Using the text on bringing undergraduates into the lab, answer the following:
(a) How many hours per week does the writer say undergraduates save them?
(b) Roughly what percentage of a Federal Work Study student's salary does the hiring lab pay?
(c) About what share of the writer's job traffic comes from the Federal Work-Study office?

* TEXT PROVIDED *
┌──

There is no commodity as important as time to academics. With the last few days of July slipping away, now is the perfect time to get a jump on other labs and get ready to scoop up all the awesome eager undergrads when they hit campus.

Many colleagues under utilize undergrads which is bananas. These folks are motivated AF, have shown they can juggle a zillion things and the last thing I want to do is to act like science doesn’t need their help. We do!

I would argue that even non-teaching faculty have an obligation as a part of a university community to train as many students as they can. This doesn’t mean I’m training them to be scientists. I’m just training them to appreciate the scientific process. I want everyone of my students, from the person who organizes our calendars and orders supplies, to know scientists are real, there is a lot of awesome stuff to be done and we need their help. And if they go back to their parents, who hopefully vote, and share this message, all the better.

On the practical side of things, these bright little balls of energy easily save me 5-8 hours a week by doing administrative work, proofreading, organizing my calendar and writing up protocols. They also save my grad students and fellows time by maintaining data bases, helping with graphics and photography, stocking experimental stations, and lending their eager hands to experiments. Not only are undergrads abundant, they are also a heck of a deal. Almost every university has a population of these workers who have Federal Work Study awards. You pay only about 50% of their salary while the government pays the rest*.

My lab has an equal number of undergrads to grad students and fellows. While I haven’t gotten things perfect, here’s a few tips on things that work.

1.     Start now! Undergraduates are going to be on campus in less than a month. July is the perfect time to reach out to your Federal Work-study office and get your positions listed. About half my traffic for jobs comes from our FWS office. The others come from hits to our internet site, so I try to keep postings and descriptions of jobs up to date.

└──

* SUPPLIED INFORMATION *
┌──

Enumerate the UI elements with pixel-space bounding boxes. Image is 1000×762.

└──

* OUTPUT OF THE TASK *
(a) 5-8 hours a week.
(b) About 50%.
(c) About half.